■ PROBLEMS TO SOLVE ■
a. Using the article on dark bathroom design, decide whether each statement agrees with it: (i) Angelique Armstrong won all three bathroom awards at the 2020 Trends International Design Awards; (ii) the powder room and designer suite came from a home in Christchurch; (iii) the walls are finished in CDK volcanic bluestone. Answer yes or no for each and quote the words from the article that settle it.
b. Write the next part of the article on dark bathroom design, picking up after its final sentence.

■ TEXT SEGMENT ■
** BEGIN **
Classic all white aesthetics will always have their place, but more designers and homeowners are choosing to create some drama in their bathrooms with dark, moody aesthetics to evoke calming opulence in these important spaces.
Bathrooms are as much a place to relax and wash away the day, as they are to reinvigorate and jump start your morning. Darkening the colour tones of this highly functional room can instantly heighten the mood to an indulgent, contemporary feel.
Browsing design books, magazines and blogs reveals moody washrooms fitted with natural and earthy material palettes of dark stone, wood and ceramics teamed with soft lighting and brass finishes.
It was this type of drama which caught the eyes of judges at this year’s Trends International Design Awards, where Christchurch-based interior designer Angelique Armstrong received all three bathroom awards – two of them for moody, masculine designs.
Where such hard surfaces like natural stone or concrete and rough sawn timber may seem oppressive, balance can be maintained with considered and cleverly placed – or manipulated – artificial and natural lighting.
Naturally occurring textures like imperfections, veins and wood grains also help remove any overly industrial harshness.
Reinterpreting a light bathroom space doesn’t necessarily need to mean a complete overhaul, it could include adding concrete-effect paint or panelling, or simply choosing darker tiles and cabinetry.
A dark and masculine mood and a rustic French-inspired feminine aesthetic have seen Christchurch’s Armstrong Interiors win three bathroom awards at the prestigious 2020 Trends International Design Awards (TIDA) recently.
Taking out all three categories, the Christchurch-based team, led by Angelique Armstrong, was recognised for innovative design and thoughtfully chosen material palettes, which created a sense of consistency and balance across all three bathooms.
Angelique received TIDA’s New Zealand Powder Room of the Year, New Zealand Designer Bathroom Suite of the Year, and New Zealand Bathroom of the Year awards this month.
She says the powder room and suite were from the same home in Auckland and were completed as part of a full home renovation with a brief to achieve a “dark and masculine mood”.
She achieved this in both rooms with a clever balance of natual materials, lighting and proportion.
CDK volcanic bluestone is used on the walls, giving a unique textured finish with natural colour variations.
CDK Stones’ Myles Spicer says darker tiles is an emerging trend for clients looking for “a moody, soft feel” with a touch of luxury.
He says natural products not only add earthy, opulent textures but can be manipulated to any desired finish.
When it comes to care and maintenance, CDK Stone is the New Zealand agent for German-based company, Lithofin, which specialises in natural stone care, he says.
The master suite also uses CDK Stone Neolith vanities and shower ceramic panels, cabinetry, benchtop and basins, and the powder room uses a fabricated Neolith trough vanity basin.
** END **
■ DATA EXTRACT ■
** BEGIN **
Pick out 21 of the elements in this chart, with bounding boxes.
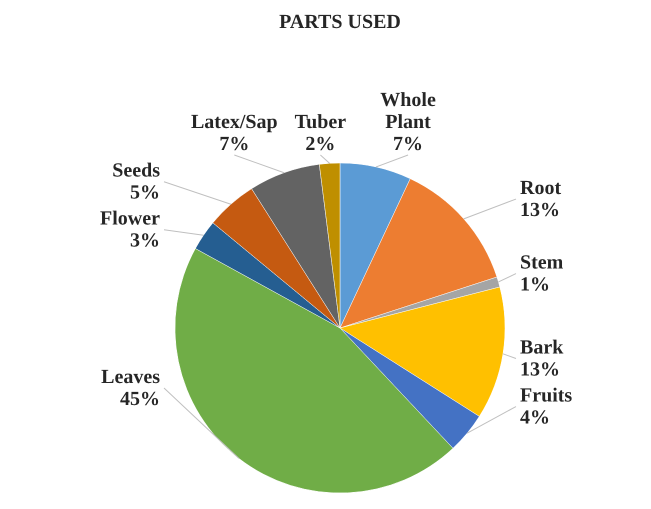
slice-label: Root: [520, 177, 562, 200]
slice-label: Seeds: [112, 160, 160, 182]
data-label: 13%: [520, 358, 560, 381]
slice-label: Tuber: [294, 111, 346, 133]
data-label: 7%: [219, 133, 250, 155]
data-label: 1%: [520, 274, 550, 296]
slice-label: Whole Plant: [380, 89, 436, 133]
chart-title: PARTS USED: [279, 11, 401, 33]
slice-label: Leaves: [101, 366, 160, 388]
data-label: 45%: [120, 388, 160, 410]
slice-label: Fruits: [520, 384, 572, 407]
data-label: 4%: [520, 406, 550, 429]
slice-label: Flower: [100, 208, 160, 230]
data-label: 13%: [520, 199, 560, 222]
data-label: 7%: [393, 133, 424, 155]
data-label: 3%: [130, 230, 160, 252]
data-label: 2%: [305, 133, 336, 155]
data-label: 5%: [130, 182, 160, 204]
slice-label: Latex/Sap: [190, 111, 278, 133]
slice-label: Bark: [520, 336, 564, 359]
slice-label: Stem: [520, 252, 564, 274]
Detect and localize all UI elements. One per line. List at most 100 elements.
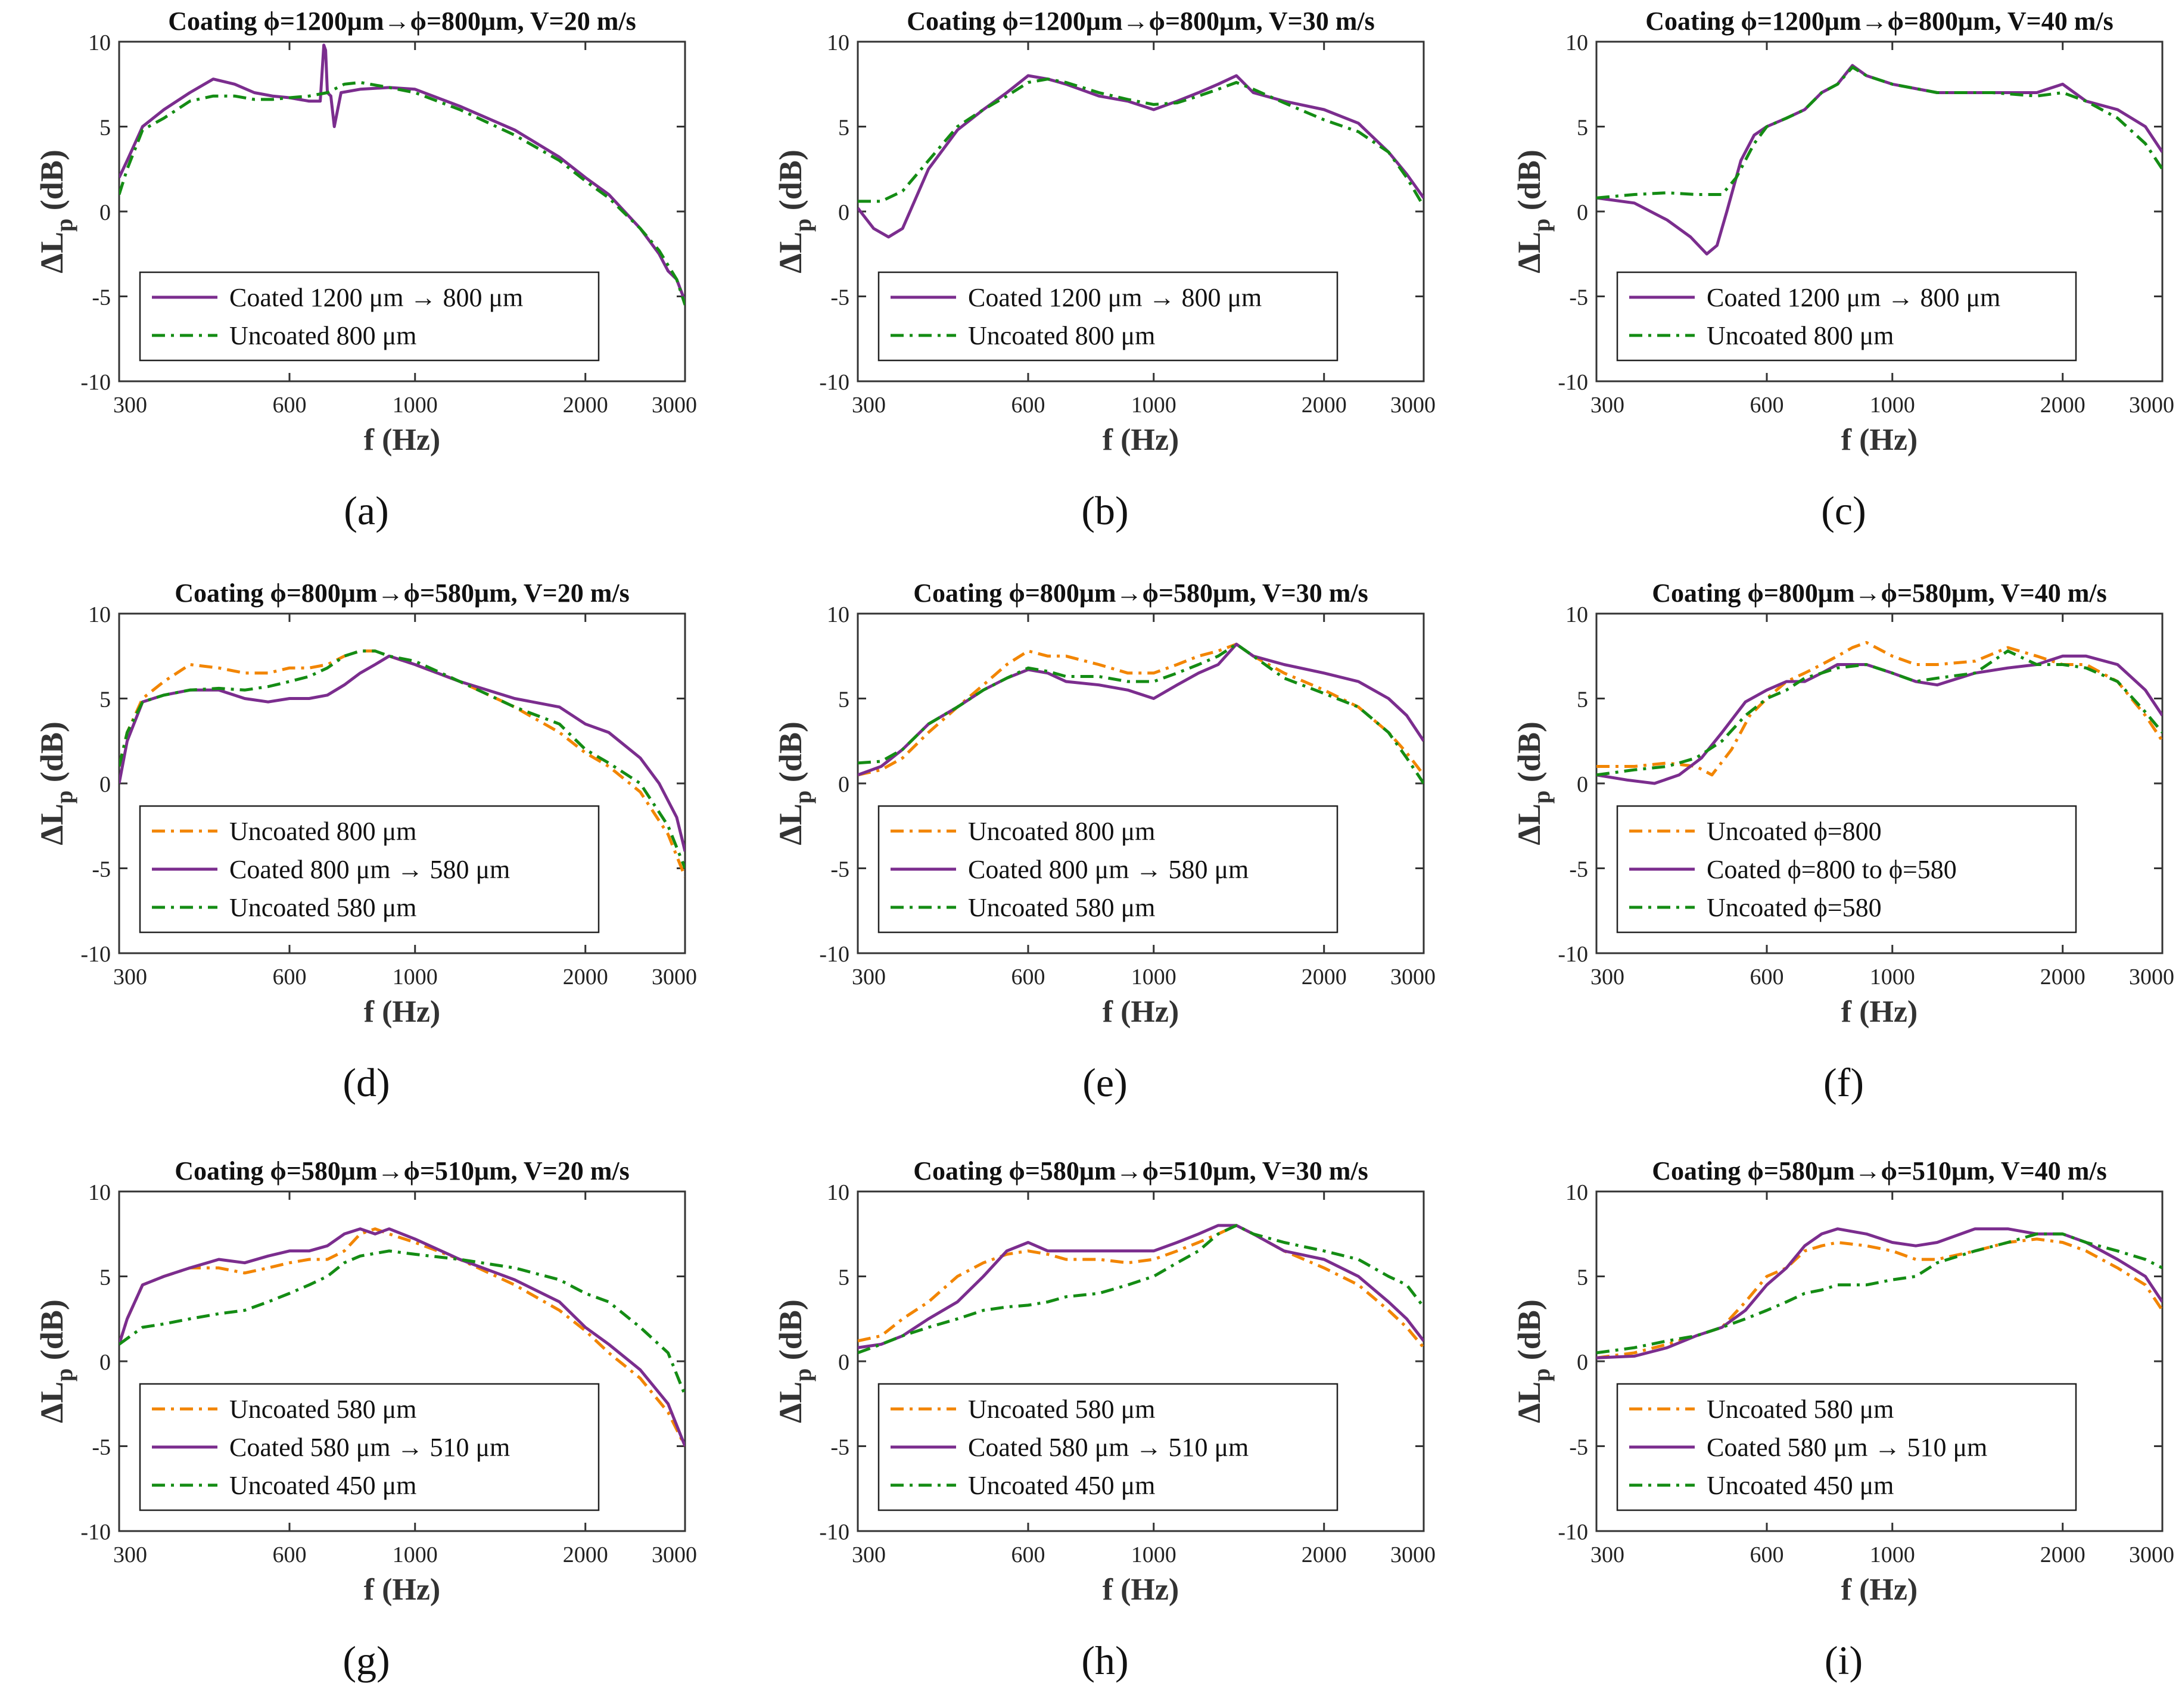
** END **
■ RESULTS FOR THE EXERCISE ■
a.
(i) Yes: "Angelique received TIDA’s New Zealand Powder Room of the Year, New Zealand Designer Bathroom Suite of the Year, and New Zealand Bathroom of the Year awards this month."
(ii) No: "the powder room and suite were from the same home in Auckland"
(iii) Yes: "CDK volcanic bluestone is used on the walls"

b.
Reclaimed 150-year-old French oak flooring ties the master suite together, and rough sawn timber cabinetry creates “an organic, moody feel” in the powder room.
The third bathroom recognised in the awards is, “a rustic French-inspired bathroom with a charming feminine aesthetic which balances tradition with modern comforts,” says Angelique.
“We used a traditional neutral-toned palette with feature tiles, enhanced by dark timber shutters, a custom-made solid oak vanity and cupboard, and brushed nickel Axor tapware and shower fittings.”
The wall tiles have an almost distressed and tiered look, achieved with artfully detailed Crea Stories and Crea Ash behind the bath and porcelain Pearl Ret tiles for the floor, all supplied and installed by Brymac Tiles to exacting high standards.
Angelique says she has extreme confidence in Brymac Tiles, and recommends its vast range and quality installation service.
General Manager James Thomson says he always keeps Angelique abreast of new styles.
“When I showed her the Crea tiles a while ago, she took them hostage back to her studio to wait for the perfect job to be used – and this is certainly it,” says James.
“It was fantastic to see the end result.”
Angelique says the overall space is very open and easy to navigate, responding to the client’s brief for easy wheelchair access.
The judges were impressed by the attractive balance of traditional and contemporary elements within a highly functioning setting.
Metropol catches up with award-winning interior designer Angelique Armstrong about how we can rock the natural stone look in our interiors.
A granite or marble feature wall in an interior can look incredible, how can we match our tile choices to the feature wall?
On our Instagram and Facebook, you will see natural stone is something we enjoy using.
Timeless, classic and durable, it will make a lasting statement in any space. We admire the history that exists behind the process of sourcing and producing stone slabs, and we love knowing that each piece is original in colour and veining, ensuring that every installation comes with its own authentic sense of style.
Stone feature walls can give a home an organic texture, warmth and sense of sophistication.
When choosing tiles to complement the feature wall, we consider the overall feel and purpose of the room.
Sometimes the best result is to use something completely different so the stone becomes the feature, or another option is to pick out a colour within the stone you can work with.
Pictured is a project we recently completed at a country estate in Canterbury.
The schist worked in beautifully with the parquet sideboards we had custom made, along with the detail of the kitchen design.
With flooring in our bathrooms which natural stone do you recommend?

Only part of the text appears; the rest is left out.